** Goal of the exercise **
Can you pull out each line of the data below that includes the word "also"?

** Data for the task **

____________

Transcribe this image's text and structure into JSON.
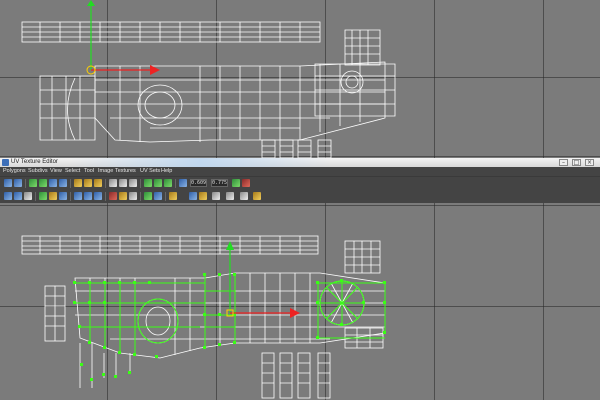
{
  "window": {
    "title": "UV Texture Editor",
    "controls": [
      "minimize-icon",
      "maximize-icon",
      "close-icon"
    ]
  },
  "menu": [
    "Polygons",
    "Subdivs",
    "View",
    "Select",
    "Tool",
    "Image",
    "Textures",
    "UV Sets",
    "Help"
  ],
  "toolbar": {
    "field_u": "0.609",
    "field_v": "0.775"
  },
  "colors": {
    "viewport_bg": "#7b7b7b",
    "wire": "#ffffff",
    "uv_selected": "#39ff14",
    "axis_y": "#22dd22",
    "axis_x": "#ee2222",
    "editor_bg": "#444444"
  }
}
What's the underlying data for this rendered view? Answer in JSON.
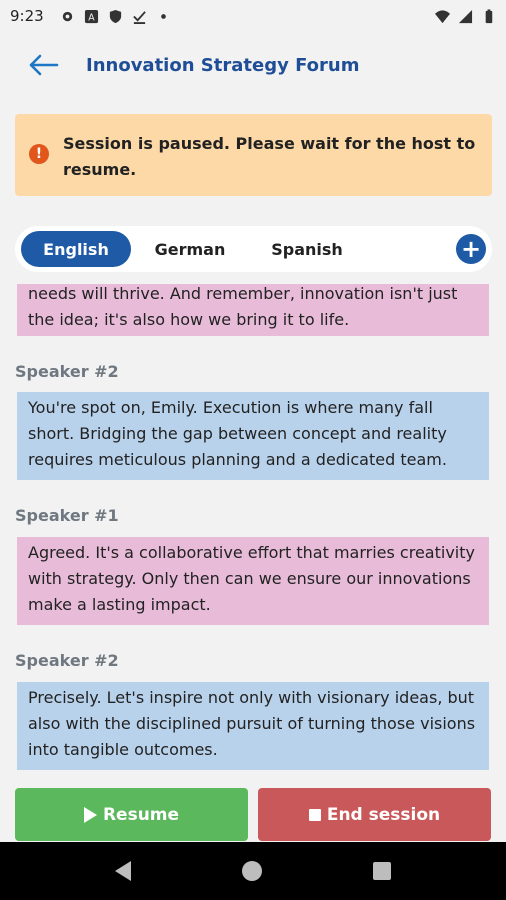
{
  "status_bar": {
    "time": "9:23",
    "icons": [
      "settings-icon",
      "a-notification-icon",
      "shield-icon",
      "download-done-icon",
      "dot-icon",
      "wifi-icon",
      "signal-icon",
      "battery-icon"
    ]
  },
  "app_bar": {
    "title": "Innovation Strategy Forum",
    "back_icon": "arrow-left-icon",
    "accent": "#1f4e96"
  },
  "banner": {
    "message": "Session is paused. Please wait for the host to resume.",
    "icon": "alert-icon",
    "background": "#fdd9a8"
  },
  "languages": {
    "tabs": [
      {
        "label": "English",
        "active": true
      },
      {
        "label": "German",
        "active": false
      },
      {
        "label": "Spanish",
        "active": false
      }
    ],
    "add_icon": "plus-circle-icon"
  },
  "transcript": {
    "entries": [
      {
        "speaker": "",
        "lines": [
          "needs will thrive. And remember, innovation isn't just",
          "the idea; it's also how we bring it to life."
        ]
      },
      {
        "speaker": "Speaker #2",
        "lines": [
          "You're spot on, Emily. Execution is where many fall",
          "short. Bridging the gap between concept and reality",
          "requires meticulous planning and a dedicated team."
        ]
      },
      {
        "speaker": "Speaker #1",
        "lines": [
          "Agreed. It's a collaborative effort that marries creativity",
          "with strategy. Only then can we ensure our innovations",
          "make a lasting impact."
        ]
      },
      {
        "speaker": "Speaker #2",
        "lines": [
          "Precisely. Let's inspire not only with visionary ideas, but",
          "also with the disciplined pursuit of turning those visions",
          "into tangible outcomes."
        ]
      }
    ],
    "speaker1_color": "#e8bcd9",
    "speaker2_color": "#b9d2ec"
  },
  "actions": {
    "resume_label": "Resume",
    "end_label": "End session",
    "resume_color": "#5cb85c",
    "end_color": "#c9585a"
  }
}
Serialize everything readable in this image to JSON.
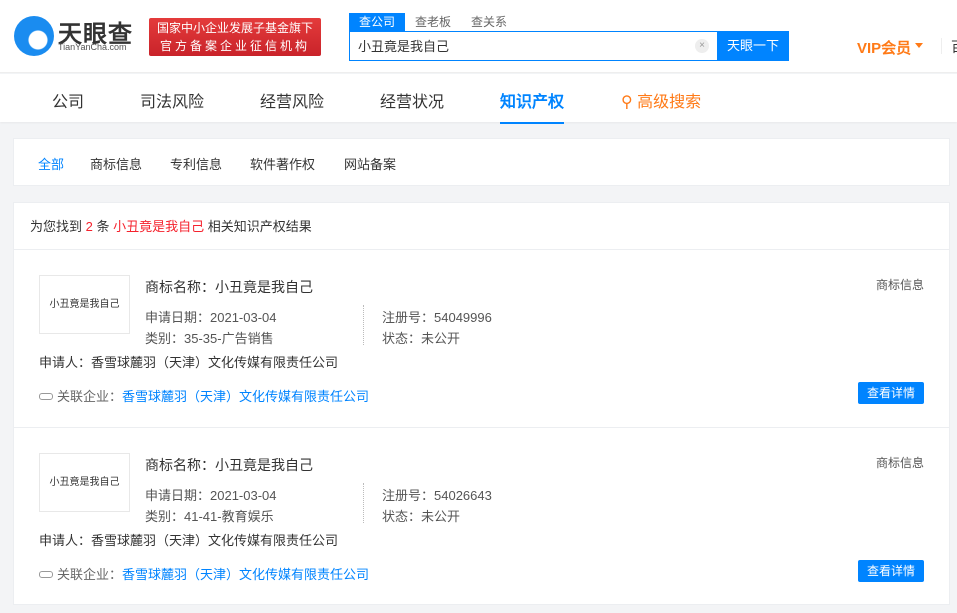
{
  "header": {
    "logo_text": "天眼查",
    "logo_sub": "TianYanCha.com",
    "banner_line1": "国家中小企业发展子基金旗下",
    "banner_line2": "官方备案企业征信机构",
    "search_tabs": [
      "查公司",
      "查老板",
      "查关系"
    ],
    "search_value": "小丑竟是我自己",
    "clear": "×",
    "search_button": "天眼一下",
    "vip": "VIP会员",
    "cut_text": "百"
  },
  "nav": {
    "tabs": [
      "公司",
      "司法风险",
      "经营风险",
      "经营状况",
      "知识产权"
    ],
    "advanced": "高级搜索"
  },
  "filters": [
    "全部",
    "商标信息",
    "专利信息",
    "软件著作权",
    "网站备案"
  ],
  "results": {
    "prefix": "为您找到",
    "count": "2",
    "mid": "条",
    "keyword": "小丑竟是我自己",
    "suffix": "相关知识产权结果",
    "items": [
      {
        "thumb": "小丑竟是我自己",
        "name": "商标名称：小丑竟是我自己",
        "date": "申请日期：2021-03-04",
        "category": "类别：35-35-广告销售",
        "reg": "注册号：54049996",
        "status": "状态：未公开",
        "applicant": "申请人：香雪球麓羽（天津）文化传媒有限责任公司",
        "rel_label": "关联企业：",
        "rel_company": "香雪球麓羽（天津）文化传媒有限责任公司",
        "type": "商标信息",
        "button": "查看详情"
      },
      {
        "thumb": "小丑竟是我自己",
        "name": "商标名称：小丑竟是我自己",
        "date": "申请日期：2021-03-04",
        "category": "类别：41-41-教育娱乐",
        "reg": "注册号：54026643",
        "status": "状态：未公开",
        "applicant": "申请人：香雪球麓羽（天津）文化传媒有限责任公司",
        "rel_label": "关联企业：",
        "rel_company": "香雪球麓羽（天津）文化传媒有限责任公司",
        "type": "商标信息",
        "button": "查看详情"
      }
    ]
  }
}
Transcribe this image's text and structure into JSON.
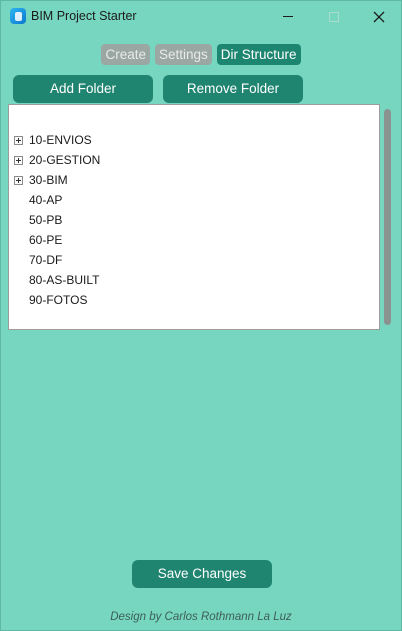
{
  "window": {
    "title": "BIM Project Starter"
  },
  "tabs": [
    {
      "label": "Create",
      "active": false
    },
    {
      "label": "Settings",
      "active": false
    },
    {
      "label": "Dir Structure",
      "active": true
    }
  ],
  "toolbar": {
    "add_label": "Add Folder",
    "remove_label": "Remove Folder"
  },
  "tree": {
    "items": [
      {
        "label": "10-ENVIOS",
        "expandable": true
      },
      {
        "label": "20-GESTION",
        "expandable": true
      },
      {
        "label": "30-BIM",
        "expandable": true
      },
      {
        "label": "40-AP",
        "expandable": false
      },
      {
        "label": "50-PB",
        "expandable": false
      },
      {
        "label": "60-PE",
        "expandable": false
      },
      {
        "label": "70-DF",
        "expandable": false
      },
      {
        "label": "80-AS-BUILT",
        "expandable": false
      },
      {
        "label": "90-FOTOS",
        "expandable": false
      }
    ]
  },
  "actions": {
    "save_label": "Save Changes"
  },
  "footer": {
    "credit": "Design by Carlos Rothmann La Luz"
  },
  "colors": {
    "background": "#77d6c0",
    "button": "#1f8470",
    "active_tab": "#1d8670",
    "inactive_tab": "#9aa7a3"
  }
}
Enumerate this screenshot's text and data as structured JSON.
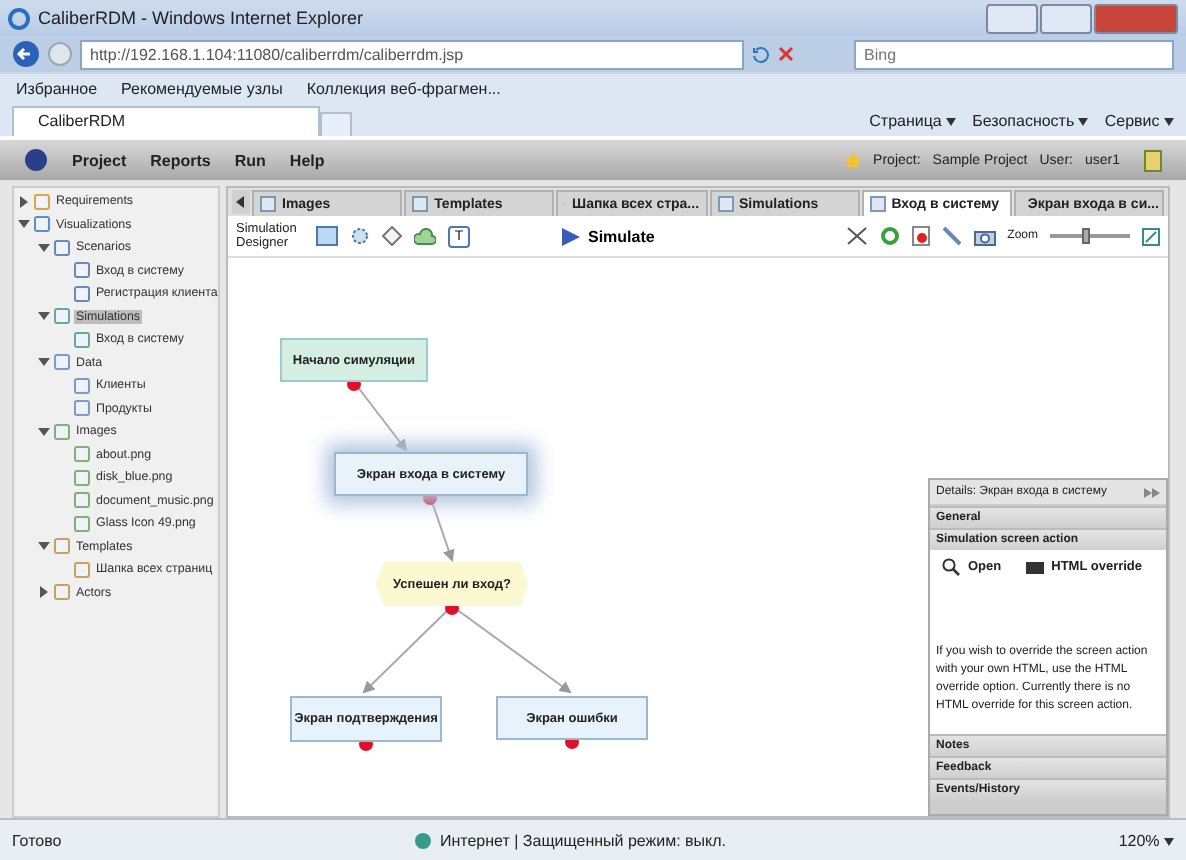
{
  "browser": {
    "title": "CaliberRDM - Windows Internet Explorer",
    "address": "http://192.168.1.104:11080/caliberrdm/caliberrdm.jsp",
    "search_placeholder": "Bing",
    "favorites": [
      "Избранное",
      "Рекомендуемые узлы",
      "Коллекция веб-фрагмен..."
    ],
    "tab": "CaliberRDM",
    "commands": [
      "Страница",
      "Безопасность",
      "Сервис"
    ]
  },
  "app": {
    "menu": [
      "Project",
      "Reports",
      "Run",
      "Help"
    ],
    "project_label": "Project:",
    "project": "Sample Project",
    "user_label": "User:",
    "user": "user1"
  },
  "tree": [
    {
      "label": "Requirements",
      "kind": "requirements",
      "expanded": false,
      "selected": false
    },
    {
      "label": "Visualizations",
      "kind": "visualizations",
      "expanded": true,
      "selected": false,
      "children": [
        {
          "label": "Scenarios",
          "kind": "scenario",
          "expanded": true,
          "selected": false,
          "children": [
            {
              "label": "Вход в систему",
              "kind": "scenario",
              "selected": false
            },
            {
              "label": "Регистрация клиента",
              "kind": "scenario",
              "selected": false
            }
          ]
        },
        {
          "label": "Simulations",
          "kind": "simulation",
          "expanded": true,
          "selected": true,
          "children": [
            {
              "label": "Вход в систему",
              "kind": "simulation",
              "selected": false
            }
          ]
        },
        {
          "label": "Data",
          "kind": "data",
          "expanded": true,
          "selected": false,
          "children": [
            {
              "label": "Клиенты",
              "kind": "data",
              "selected": false
            },
            {
              "label": "Продукты",
              "kind": "data",
              "selected": false
            }
          ]
        },
        {
          "label": "Images",
          "kind": "image",
          "expanded": true,
          "selected": false,
          "children": [
            {
              "label": "about.png",
              "kind": "image",
              "selected": false
            },
            {
              "label": "disk_blue.png",
              "kind": "image",
              "selected": false
            },
            {
              "label": "document_music.png",
              "kind": "image",
              "selected": false
            },
            {
              "label": "Glass Icon 49.png",
              "kind": "image",
              "selected": false
            }
          ]
        },
        {
          "label": "Templates",
          "kind": "template",
          "expanded": true,
          "selected": false,
          "children": [
            {
              "label": "Шапка всех страниц",
              "kind": "template",
              "selected": false
            }
          ]
        },
        {
          "label": "Actors",
          "kind": "template",
          "expanded": false,
          "selected": false
        }
      ]
    }
  ],
  "tabs": [
    {
      "label": "Images",
      "selected": false
    },
    {
      "label": "Templates",
      "selected": false
    },
    {
      "label": "Шапка всех стра...",
      "selected": false
    },
    {
      "label": "Simulations",
      "selected": false
    },
    {
      "label": "Вход в систему",
      "selected": true
    },
    {
      "label": "Экран входа в си...",
      "selected": false
    }
  ],
  "toolbar": {
    "designer_label": "Simulation Designer",
    "text_tool": "T",
    "simulate": "Simulate",
    "zoom_label": "Zoom",
    "zoom": {
      "level": 0.45
    }
  },
  "diagram": {
    "nodes": [
      {
        "kind": "start",
        "label": "Начало симуляции",
        "selected": false
      },
      {
        "kind": "screen",
        "label": "Экран входа в систему",
        "selected": true
      },
      {
        "kind": "decision",
        "label": "Успешен ли вход?",
        "selected": false
      },
      {
        "kind": "screen",
        "label": "Экран подтверждения",
        "selected": false
      },
      {
        "kind": "screen",
        "label": "Экран ошибки",
        "selected": false
      }
    ]
  },
  "details": {
    "title": "Details: Экран входа в систему",
    "sections_top": [
      "General",
      "Simulation screen action"
    ],
    "actions": [
      "Open",
      "HTML override"
    ],
    "description": "If you wish to override the screen action with your own HTML, use the HTML override option. Currently there is no HTML override for this screen action.",
    "sections_bottom": [
      "Notes",
      "Feedback",
      "Events/History"
    ]
  },
  "status_bar": {
    "text": "Готово",
    "zone": "Интернет | Защищенный режим: выкл.",
    "zoom": "120%"
  }
}
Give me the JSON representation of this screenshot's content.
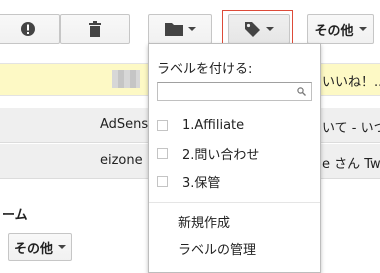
{
  "toolbar": {
    "report_spam_icon": "exclamation-icon",
    "delete_icon": "trash-icon",
    "move_to_icon": "folder-icon",
    "labels_icon": "tag-icon",
    "more_label": "その他"
  },
  "background_rows": {
    "row1_text": "いいね！...",
    "row2_sender": "AdSense",
    "row2_text": "いて - いつ",
    "row3_sender": "eizone",
    "row3_text": "e さん Tw",
    "footer_fragment": "ーム",
    "bottom_more_label": "その他"
  },
  "label_menu": {
    "title": "ラベルを付ける:",
    "search_placeholder": "",
    "labels": [
      {
        "name": "1.Affiliate"
      },
      {
        "name": "2.問い合わせ"
      },
      {
        "name": "3.保管"
      }
    ],
    "create_new": "新規作成",
    "manage": "ラベルの管理"
  },
  "colors": {
    "highlight_border": "#dd4b39",
    "yellow_row": "#fdf9c5"
  }
}
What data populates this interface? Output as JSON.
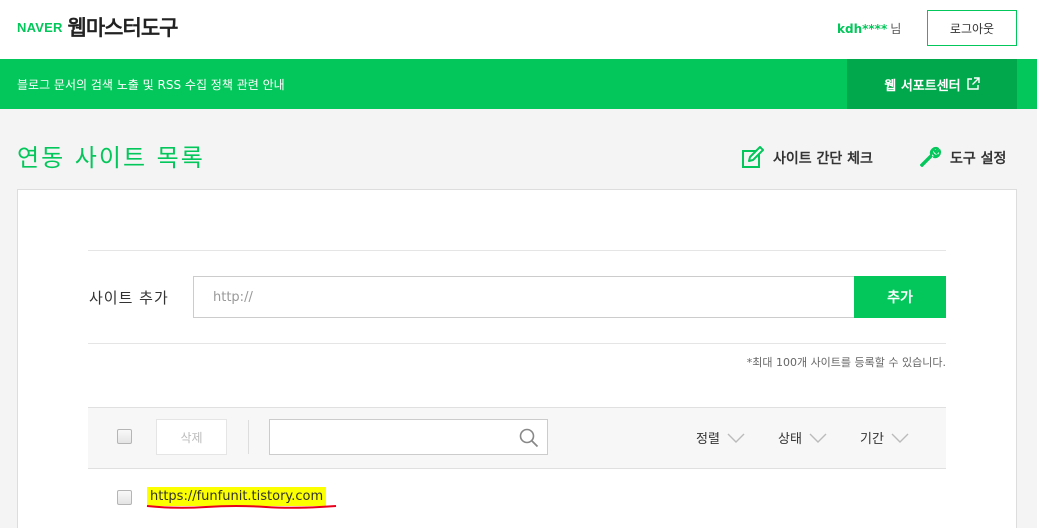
{
  "header": {
    "brand": "NAVER",
    "title": "웹마스터도구",
    "user": "kdh****",
    "user_suffix": "님",
    "logout_label": "로그아웃"
  },
  "banner": {
    "notice": "블로그 문서의 검색 노출 및 RSS 수집 정책 관련 안내",
    "support_label": "웹 서포트센터"
  },
  "page": {
    "title": "연동 사이트 목록",
    "site_check_label": "사이트 간단 체크",
    "tool_settings_label": "도구 설정"
  },
  "add_site": {
    "label": "사이트 추가",
    "placeholder": "http://",
    "button": "추가",
    "limit_note": "*최대 100개 사이트를 등록할 수 있습니다."
  },
  "list_toolbar": {
    "delete_label": "삭제",
    "search_placeholder": "",
    "filters": [
      "정렬",
      "상태",
      "기간"
    ]
  },
  "sites": [
    {
      "url": "https://funfunit.tistory.com",
      "highlighted": true
    }
  ],
  "colors": {
    "brand_green": "#03c75a",
    "support_green": "#02a94c",
    "highlight": "#fbff00",
    "annotation_underline": "#e8001c"
  }
}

____________

** Problem solution **
          "the idea; it's also how we bring it to life."
          "also with the disciplined pursuit of turning those visions",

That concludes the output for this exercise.